▶ [Data excerpts]:
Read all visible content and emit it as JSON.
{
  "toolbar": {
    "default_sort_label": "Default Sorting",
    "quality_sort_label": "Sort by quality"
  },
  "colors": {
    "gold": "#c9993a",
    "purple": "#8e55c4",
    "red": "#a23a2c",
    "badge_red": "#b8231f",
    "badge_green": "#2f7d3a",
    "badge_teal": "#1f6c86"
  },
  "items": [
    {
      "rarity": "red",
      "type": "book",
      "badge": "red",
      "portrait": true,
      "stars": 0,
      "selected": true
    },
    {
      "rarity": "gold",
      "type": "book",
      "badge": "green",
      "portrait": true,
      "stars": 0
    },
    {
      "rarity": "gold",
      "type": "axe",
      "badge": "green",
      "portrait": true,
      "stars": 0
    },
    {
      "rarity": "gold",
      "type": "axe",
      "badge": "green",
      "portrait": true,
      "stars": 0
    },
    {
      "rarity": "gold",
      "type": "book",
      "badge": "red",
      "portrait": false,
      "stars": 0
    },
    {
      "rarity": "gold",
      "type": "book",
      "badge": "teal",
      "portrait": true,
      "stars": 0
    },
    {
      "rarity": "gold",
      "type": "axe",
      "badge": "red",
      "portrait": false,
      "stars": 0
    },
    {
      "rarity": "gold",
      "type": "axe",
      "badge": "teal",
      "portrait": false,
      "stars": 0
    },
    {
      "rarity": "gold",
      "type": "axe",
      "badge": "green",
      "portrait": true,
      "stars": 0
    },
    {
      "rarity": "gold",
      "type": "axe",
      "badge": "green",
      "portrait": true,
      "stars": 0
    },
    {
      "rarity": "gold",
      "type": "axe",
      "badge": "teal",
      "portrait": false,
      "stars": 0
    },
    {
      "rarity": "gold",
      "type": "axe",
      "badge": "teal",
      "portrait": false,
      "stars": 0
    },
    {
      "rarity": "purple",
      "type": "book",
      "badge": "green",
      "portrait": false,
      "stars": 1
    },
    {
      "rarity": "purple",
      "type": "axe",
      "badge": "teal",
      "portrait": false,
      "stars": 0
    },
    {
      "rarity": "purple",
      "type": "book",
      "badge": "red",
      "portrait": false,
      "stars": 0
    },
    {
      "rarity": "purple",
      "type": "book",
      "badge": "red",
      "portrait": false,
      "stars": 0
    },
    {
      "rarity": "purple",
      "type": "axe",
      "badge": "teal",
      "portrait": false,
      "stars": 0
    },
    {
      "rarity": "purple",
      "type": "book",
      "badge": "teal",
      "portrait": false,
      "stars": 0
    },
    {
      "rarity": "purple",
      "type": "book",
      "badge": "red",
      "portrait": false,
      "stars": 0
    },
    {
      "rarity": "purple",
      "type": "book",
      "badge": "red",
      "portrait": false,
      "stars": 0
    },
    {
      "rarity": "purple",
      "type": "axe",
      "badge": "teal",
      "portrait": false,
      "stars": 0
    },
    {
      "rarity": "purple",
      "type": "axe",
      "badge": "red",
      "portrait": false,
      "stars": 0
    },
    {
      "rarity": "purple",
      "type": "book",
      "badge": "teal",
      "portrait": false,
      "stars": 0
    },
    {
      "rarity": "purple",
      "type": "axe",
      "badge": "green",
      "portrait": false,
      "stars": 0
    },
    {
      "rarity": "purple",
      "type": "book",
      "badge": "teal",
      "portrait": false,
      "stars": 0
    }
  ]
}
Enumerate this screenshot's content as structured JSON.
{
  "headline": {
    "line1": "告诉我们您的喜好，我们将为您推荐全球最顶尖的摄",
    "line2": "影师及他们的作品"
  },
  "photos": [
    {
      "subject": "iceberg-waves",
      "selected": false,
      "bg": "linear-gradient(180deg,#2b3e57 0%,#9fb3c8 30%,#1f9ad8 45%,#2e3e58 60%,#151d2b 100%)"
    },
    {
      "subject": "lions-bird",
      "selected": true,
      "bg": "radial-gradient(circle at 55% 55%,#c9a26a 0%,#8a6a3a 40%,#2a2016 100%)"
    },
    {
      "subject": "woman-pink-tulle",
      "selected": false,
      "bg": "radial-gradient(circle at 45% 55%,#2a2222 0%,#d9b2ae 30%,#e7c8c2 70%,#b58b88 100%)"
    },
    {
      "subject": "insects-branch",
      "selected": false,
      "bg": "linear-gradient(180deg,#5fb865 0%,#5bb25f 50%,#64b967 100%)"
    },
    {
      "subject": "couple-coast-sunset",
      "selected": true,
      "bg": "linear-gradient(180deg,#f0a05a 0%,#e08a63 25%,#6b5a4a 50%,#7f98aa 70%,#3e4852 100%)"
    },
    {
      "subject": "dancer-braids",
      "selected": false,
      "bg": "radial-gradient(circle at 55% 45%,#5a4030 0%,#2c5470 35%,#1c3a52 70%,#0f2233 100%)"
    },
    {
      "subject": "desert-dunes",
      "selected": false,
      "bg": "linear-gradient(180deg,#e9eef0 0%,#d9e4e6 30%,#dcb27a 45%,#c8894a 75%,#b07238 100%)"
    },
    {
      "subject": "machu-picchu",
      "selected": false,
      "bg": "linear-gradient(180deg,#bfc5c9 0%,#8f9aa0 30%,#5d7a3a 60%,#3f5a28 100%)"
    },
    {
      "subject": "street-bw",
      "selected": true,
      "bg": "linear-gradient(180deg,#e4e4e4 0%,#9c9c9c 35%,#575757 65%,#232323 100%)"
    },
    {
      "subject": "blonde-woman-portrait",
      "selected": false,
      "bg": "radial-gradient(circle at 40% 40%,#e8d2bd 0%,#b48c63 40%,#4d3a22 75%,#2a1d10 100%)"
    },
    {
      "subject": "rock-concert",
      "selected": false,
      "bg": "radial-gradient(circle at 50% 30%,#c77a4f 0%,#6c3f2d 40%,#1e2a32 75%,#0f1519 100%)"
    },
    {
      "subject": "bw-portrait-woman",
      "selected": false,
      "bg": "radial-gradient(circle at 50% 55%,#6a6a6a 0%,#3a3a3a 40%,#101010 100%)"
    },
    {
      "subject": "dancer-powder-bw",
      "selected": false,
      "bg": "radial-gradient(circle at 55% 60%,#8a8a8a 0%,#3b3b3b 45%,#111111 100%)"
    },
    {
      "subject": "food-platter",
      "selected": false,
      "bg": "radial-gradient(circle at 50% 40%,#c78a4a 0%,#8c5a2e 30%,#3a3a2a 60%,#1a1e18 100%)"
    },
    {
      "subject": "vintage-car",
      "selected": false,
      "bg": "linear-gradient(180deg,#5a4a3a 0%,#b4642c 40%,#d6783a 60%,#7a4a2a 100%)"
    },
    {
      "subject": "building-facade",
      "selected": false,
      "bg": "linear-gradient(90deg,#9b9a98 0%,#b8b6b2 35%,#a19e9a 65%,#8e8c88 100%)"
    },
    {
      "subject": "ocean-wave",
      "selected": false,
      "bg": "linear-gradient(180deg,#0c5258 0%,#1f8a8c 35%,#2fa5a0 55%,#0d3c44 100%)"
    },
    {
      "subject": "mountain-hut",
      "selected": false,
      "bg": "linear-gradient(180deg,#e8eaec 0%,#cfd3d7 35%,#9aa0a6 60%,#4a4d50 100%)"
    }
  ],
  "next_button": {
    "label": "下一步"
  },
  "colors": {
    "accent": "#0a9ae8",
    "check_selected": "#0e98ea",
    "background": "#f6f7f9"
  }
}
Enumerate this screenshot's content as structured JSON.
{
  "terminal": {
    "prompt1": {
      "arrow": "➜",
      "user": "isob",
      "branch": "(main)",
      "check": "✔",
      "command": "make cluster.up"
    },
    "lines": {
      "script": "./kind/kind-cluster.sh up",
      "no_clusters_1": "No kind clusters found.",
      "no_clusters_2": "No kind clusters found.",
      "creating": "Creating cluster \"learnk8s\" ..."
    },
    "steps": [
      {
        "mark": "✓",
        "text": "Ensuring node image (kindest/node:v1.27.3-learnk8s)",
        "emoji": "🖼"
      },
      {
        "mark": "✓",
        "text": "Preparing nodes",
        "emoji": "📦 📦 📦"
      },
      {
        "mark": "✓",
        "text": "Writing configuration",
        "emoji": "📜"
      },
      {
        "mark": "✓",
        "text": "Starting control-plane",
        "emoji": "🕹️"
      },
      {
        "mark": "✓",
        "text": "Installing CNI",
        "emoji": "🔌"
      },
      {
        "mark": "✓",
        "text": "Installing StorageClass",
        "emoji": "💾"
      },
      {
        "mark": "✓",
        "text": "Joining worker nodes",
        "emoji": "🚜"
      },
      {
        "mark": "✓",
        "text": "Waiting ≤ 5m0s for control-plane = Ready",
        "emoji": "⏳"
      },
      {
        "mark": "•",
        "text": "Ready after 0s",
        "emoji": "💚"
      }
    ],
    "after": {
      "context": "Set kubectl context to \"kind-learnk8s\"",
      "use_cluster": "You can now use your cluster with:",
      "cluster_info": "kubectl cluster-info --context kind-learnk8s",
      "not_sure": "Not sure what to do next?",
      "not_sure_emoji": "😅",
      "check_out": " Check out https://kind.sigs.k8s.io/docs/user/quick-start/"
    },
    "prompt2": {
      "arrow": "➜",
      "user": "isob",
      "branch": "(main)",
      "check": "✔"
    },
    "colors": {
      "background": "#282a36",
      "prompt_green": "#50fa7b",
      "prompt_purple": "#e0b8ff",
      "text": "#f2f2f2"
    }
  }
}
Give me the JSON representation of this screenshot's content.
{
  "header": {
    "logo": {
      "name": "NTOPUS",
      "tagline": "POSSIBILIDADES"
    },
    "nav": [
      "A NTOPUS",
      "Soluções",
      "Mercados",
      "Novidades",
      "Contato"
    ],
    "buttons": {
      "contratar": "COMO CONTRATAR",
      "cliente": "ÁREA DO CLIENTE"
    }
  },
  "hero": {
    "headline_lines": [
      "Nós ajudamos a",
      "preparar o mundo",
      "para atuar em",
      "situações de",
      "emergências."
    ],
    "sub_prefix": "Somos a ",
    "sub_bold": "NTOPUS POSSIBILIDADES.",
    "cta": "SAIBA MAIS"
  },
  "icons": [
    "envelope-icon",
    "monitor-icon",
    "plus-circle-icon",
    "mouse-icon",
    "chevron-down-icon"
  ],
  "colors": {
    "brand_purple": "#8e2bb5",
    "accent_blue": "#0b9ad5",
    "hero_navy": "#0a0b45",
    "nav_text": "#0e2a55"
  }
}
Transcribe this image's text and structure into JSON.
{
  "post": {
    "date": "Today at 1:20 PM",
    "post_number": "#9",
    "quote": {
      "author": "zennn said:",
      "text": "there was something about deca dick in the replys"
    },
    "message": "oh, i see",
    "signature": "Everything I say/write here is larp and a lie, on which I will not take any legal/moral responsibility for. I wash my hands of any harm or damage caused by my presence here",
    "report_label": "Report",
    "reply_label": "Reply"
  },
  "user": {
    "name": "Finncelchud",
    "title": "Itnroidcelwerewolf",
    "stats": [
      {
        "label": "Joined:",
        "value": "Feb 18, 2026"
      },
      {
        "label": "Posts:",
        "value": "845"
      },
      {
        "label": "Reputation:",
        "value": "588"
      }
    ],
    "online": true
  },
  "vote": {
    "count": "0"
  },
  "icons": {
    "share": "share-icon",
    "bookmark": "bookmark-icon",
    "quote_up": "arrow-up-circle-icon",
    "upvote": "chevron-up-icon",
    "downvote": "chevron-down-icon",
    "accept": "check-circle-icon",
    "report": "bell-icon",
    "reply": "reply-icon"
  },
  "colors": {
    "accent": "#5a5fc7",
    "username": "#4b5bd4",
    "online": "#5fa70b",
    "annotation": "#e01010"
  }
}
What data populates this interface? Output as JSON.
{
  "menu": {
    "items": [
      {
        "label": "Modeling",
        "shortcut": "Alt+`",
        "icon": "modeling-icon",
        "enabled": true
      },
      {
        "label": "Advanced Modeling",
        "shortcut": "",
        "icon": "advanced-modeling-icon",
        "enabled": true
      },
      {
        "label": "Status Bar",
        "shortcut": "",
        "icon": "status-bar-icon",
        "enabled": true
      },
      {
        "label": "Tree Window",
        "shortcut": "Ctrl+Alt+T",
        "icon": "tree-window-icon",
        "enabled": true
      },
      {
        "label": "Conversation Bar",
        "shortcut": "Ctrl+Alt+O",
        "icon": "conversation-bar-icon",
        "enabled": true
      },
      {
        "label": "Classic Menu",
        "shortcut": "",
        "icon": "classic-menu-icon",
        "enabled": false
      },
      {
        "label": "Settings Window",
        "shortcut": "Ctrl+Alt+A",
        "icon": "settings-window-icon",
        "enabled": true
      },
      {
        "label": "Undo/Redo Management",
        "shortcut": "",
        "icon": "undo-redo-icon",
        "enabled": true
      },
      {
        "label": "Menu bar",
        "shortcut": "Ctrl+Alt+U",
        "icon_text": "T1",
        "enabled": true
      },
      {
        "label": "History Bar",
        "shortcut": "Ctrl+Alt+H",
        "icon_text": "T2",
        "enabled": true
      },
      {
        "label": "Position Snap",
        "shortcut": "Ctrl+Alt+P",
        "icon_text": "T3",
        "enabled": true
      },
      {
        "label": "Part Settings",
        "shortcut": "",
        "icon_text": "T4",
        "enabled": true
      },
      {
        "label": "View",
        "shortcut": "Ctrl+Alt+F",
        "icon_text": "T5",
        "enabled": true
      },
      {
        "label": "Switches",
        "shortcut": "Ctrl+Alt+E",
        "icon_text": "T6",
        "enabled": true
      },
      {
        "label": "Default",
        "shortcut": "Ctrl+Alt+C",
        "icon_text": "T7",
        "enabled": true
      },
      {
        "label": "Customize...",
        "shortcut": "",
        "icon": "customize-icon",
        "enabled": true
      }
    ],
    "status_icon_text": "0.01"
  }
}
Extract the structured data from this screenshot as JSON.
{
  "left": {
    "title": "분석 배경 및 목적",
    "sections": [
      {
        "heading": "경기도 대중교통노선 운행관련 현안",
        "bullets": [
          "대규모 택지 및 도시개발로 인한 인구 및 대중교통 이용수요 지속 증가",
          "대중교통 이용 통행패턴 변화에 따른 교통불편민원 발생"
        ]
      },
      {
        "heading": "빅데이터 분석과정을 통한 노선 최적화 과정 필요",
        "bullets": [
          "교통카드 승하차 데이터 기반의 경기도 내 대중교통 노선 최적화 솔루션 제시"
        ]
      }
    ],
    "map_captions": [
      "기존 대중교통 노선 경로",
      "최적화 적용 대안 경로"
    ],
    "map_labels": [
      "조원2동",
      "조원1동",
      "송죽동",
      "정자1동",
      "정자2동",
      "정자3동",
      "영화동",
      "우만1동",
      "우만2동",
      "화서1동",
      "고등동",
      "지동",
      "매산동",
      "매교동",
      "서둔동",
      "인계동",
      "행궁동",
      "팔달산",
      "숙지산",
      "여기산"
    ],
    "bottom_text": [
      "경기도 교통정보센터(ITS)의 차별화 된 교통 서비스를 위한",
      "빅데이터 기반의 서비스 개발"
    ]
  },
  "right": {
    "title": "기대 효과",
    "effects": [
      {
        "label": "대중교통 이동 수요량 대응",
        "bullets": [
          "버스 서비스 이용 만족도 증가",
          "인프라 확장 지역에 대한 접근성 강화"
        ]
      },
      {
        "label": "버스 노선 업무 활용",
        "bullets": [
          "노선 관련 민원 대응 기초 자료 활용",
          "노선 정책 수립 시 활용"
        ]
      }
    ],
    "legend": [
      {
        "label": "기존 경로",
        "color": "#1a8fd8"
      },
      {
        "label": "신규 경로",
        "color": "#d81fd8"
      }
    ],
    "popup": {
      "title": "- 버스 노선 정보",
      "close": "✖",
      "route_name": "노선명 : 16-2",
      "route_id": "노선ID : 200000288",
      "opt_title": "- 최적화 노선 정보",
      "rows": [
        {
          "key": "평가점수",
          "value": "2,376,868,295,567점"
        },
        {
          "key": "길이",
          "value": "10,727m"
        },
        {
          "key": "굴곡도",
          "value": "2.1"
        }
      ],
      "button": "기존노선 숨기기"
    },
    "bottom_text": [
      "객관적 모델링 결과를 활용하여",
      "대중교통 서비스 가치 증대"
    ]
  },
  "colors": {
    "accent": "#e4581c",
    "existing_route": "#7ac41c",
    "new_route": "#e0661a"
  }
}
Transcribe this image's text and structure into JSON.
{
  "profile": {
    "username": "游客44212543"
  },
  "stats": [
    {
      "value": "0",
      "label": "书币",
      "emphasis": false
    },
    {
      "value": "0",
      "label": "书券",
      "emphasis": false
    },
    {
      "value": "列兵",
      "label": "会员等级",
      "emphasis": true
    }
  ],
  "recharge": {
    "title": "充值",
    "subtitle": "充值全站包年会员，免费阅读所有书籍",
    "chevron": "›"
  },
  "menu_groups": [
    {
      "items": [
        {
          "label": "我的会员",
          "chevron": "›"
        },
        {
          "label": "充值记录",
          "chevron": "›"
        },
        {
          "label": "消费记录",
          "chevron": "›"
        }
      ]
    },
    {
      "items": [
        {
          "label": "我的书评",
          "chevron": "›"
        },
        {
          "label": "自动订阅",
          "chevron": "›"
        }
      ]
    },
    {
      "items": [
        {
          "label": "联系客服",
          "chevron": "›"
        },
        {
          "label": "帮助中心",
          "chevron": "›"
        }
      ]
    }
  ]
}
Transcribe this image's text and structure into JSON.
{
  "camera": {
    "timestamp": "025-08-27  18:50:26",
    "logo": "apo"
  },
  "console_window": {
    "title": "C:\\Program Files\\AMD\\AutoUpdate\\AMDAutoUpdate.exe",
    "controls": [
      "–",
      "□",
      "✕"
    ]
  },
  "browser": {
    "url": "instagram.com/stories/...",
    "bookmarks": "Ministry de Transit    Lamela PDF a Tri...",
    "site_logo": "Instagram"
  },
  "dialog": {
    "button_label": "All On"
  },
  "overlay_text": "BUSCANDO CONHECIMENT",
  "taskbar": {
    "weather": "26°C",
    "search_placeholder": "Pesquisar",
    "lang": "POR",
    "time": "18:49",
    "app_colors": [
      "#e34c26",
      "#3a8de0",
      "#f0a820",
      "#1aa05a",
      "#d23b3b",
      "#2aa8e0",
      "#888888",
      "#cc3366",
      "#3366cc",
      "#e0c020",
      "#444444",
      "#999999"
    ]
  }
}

▶ [Instruction]: Copy each line from the records above that includes the string "screenshot".

▶ [Result of this task]:
Enumerate this screenshot's content as structured JSON.
Enumerate this screenshot's content as structured JSON.
Give me the JSON representation of this screenshot's content.
Extract the structured data from this screenshot as JSON.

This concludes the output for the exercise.